[Saved entries]
********************

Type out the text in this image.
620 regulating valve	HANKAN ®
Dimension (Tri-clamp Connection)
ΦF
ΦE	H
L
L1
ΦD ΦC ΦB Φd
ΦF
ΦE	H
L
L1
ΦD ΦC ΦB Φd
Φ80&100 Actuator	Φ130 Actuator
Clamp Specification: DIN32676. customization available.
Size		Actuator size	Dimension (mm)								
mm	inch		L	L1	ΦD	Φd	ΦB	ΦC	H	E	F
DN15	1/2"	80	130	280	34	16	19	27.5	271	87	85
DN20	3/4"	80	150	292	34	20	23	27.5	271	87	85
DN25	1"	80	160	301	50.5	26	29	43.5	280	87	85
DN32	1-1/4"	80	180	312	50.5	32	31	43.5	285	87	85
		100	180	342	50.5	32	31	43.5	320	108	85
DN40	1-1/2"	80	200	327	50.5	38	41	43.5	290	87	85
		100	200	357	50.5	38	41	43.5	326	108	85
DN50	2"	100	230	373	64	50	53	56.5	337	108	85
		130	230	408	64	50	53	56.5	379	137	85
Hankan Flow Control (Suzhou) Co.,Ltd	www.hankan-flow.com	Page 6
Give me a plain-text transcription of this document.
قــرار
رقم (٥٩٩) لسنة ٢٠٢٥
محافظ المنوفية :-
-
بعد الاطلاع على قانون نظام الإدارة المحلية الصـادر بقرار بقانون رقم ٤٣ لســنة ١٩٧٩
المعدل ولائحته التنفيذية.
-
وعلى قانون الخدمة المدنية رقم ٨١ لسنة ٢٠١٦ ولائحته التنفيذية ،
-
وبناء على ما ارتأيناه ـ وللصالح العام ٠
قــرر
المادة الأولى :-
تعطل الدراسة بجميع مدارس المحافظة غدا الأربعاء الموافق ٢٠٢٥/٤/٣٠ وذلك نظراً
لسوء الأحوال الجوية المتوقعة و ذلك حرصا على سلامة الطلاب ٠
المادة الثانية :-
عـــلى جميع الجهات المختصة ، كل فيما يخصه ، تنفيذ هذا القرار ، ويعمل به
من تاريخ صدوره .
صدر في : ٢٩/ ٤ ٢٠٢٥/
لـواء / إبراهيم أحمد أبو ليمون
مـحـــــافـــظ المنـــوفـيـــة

********************

**TASK PROMPT**. Go over the data above and copy every line that has the word "التنفيذية" in it.

**THE OUTPUT**.
المعدل ولائحته التنفيذية.
وعلى قانون الخدمة المدنية رقم ٨١ لسنة ٢٠١٦ ولائحته التنفيذية ،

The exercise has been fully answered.